:: Instructions for the task ::
Find the string "profile" in the entries and copy each line that has it.

## Start Provided material

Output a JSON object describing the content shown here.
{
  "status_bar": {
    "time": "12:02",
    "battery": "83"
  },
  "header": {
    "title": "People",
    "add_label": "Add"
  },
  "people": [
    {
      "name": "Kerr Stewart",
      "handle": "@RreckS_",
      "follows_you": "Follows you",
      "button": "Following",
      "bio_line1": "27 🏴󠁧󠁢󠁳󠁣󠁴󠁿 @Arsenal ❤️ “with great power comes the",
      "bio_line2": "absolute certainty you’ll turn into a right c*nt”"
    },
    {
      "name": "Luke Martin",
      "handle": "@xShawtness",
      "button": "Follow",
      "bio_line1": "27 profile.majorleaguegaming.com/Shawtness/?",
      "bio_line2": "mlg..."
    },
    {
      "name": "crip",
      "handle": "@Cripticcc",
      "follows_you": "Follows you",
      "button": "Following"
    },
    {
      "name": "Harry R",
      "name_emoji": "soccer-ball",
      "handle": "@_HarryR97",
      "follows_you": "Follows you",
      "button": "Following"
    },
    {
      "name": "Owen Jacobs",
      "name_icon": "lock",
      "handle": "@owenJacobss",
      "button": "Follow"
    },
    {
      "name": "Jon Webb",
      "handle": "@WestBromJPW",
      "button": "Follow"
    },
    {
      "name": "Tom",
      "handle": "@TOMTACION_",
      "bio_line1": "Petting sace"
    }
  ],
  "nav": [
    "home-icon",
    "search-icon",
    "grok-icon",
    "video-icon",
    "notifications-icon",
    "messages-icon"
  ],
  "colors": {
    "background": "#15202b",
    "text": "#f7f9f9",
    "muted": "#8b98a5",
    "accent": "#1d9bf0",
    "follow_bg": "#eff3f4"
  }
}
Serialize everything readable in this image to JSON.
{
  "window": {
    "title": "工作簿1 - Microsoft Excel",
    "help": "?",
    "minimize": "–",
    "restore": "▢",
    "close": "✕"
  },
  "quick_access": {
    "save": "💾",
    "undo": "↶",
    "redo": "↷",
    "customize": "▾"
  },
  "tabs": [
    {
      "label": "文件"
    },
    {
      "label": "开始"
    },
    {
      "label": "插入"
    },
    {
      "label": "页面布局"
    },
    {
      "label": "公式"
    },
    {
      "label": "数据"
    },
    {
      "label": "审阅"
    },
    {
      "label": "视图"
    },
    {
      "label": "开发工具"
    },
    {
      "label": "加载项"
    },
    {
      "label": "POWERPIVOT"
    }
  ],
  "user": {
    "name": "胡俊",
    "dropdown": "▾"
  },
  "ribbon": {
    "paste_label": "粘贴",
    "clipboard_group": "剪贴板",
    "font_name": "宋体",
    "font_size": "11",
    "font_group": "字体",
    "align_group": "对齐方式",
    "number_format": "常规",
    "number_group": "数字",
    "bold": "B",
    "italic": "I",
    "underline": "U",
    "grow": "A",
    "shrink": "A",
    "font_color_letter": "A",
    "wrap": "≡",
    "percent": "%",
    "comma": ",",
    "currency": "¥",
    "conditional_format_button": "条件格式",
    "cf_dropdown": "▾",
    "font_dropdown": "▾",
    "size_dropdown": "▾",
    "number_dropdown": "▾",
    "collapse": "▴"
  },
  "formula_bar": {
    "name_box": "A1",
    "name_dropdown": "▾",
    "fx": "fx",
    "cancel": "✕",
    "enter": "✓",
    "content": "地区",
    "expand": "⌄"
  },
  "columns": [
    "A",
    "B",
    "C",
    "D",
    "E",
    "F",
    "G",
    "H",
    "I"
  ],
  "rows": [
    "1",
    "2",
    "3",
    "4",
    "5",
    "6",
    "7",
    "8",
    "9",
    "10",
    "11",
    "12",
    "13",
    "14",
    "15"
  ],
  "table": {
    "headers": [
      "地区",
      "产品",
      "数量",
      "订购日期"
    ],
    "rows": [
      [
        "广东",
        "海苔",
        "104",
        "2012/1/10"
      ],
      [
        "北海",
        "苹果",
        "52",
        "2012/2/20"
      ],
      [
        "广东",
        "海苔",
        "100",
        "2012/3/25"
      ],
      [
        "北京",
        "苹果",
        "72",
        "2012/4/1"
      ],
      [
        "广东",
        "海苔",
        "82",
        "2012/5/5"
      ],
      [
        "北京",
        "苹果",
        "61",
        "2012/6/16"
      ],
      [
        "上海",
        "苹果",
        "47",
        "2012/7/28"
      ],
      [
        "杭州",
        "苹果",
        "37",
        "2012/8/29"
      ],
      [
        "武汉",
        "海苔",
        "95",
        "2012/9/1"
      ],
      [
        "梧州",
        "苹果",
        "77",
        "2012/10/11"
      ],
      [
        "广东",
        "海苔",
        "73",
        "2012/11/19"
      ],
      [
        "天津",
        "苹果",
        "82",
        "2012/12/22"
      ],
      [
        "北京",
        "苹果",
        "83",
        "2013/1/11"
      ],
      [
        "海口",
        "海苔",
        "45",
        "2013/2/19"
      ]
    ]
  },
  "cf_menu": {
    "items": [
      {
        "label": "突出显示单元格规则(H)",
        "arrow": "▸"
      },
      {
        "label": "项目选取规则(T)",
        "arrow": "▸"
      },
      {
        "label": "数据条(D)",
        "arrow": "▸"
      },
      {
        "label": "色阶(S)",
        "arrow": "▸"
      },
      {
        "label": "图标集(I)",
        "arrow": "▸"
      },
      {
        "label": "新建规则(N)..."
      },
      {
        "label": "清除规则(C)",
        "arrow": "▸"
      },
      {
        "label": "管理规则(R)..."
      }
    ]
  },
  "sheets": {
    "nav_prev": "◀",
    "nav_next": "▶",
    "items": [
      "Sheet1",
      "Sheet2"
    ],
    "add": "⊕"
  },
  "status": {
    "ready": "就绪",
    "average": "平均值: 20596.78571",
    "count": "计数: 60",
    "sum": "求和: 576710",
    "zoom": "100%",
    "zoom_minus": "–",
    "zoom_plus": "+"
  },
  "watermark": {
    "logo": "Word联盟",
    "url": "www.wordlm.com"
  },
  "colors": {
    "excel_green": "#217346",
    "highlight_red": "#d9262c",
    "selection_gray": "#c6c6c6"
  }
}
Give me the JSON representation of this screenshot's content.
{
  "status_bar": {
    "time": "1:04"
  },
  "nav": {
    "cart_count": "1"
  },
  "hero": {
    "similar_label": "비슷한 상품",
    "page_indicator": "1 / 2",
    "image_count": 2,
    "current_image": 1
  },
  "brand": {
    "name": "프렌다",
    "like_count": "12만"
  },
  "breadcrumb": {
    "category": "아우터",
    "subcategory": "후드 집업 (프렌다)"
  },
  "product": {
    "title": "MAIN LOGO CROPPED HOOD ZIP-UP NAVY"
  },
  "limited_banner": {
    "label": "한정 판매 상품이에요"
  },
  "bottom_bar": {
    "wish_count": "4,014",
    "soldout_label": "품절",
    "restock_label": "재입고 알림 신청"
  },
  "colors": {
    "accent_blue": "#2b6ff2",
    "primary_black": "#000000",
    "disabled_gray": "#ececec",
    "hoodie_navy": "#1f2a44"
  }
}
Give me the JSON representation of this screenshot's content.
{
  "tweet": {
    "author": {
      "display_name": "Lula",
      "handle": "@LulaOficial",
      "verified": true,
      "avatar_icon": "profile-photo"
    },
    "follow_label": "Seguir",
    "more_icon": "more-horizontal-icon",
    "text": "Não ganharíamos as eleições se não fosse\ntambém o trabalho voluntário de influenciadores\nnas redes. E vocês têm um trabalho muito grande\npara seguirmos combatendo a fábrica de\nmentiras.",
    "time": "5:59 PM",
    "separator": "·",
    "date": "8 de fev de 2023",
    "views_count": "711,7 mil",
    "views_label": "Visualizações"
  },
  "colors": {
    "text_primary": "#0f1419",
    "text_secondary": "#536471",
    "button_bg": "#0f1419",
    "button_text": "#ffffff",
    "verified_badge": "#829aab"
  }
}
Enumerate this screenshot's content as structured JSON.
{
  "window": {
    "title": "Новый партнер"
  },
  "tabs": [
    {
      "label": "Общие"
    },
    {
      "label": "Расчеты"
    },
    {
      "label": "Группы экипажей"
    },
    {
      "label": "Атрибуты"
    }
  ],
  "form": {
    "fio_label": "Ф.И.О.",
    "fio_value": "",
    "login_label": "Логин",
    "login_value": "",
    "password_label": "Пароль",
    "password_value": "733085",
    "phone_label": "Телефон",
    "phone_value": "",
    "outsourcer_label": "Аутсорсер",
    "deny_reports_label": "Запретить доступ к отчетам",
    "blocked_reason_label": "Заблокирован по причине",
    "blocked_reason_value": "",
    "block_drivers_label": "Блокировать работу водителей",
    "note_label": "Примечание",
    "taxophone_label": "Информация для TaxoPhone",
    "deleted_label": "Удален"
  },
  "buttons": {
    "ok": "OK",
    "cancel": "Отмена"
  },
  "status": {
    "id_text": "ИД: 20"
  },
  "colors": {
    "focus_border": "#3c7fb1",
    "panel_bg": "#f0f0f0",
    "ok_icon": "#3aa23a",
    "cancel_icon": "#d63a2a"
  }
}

## End Provided material

:: Result for this task ::
      "bio_line1": "27 profile.majorleaguegaming.com/Shawtness/?",
      "avatar_icon": "profile-photo"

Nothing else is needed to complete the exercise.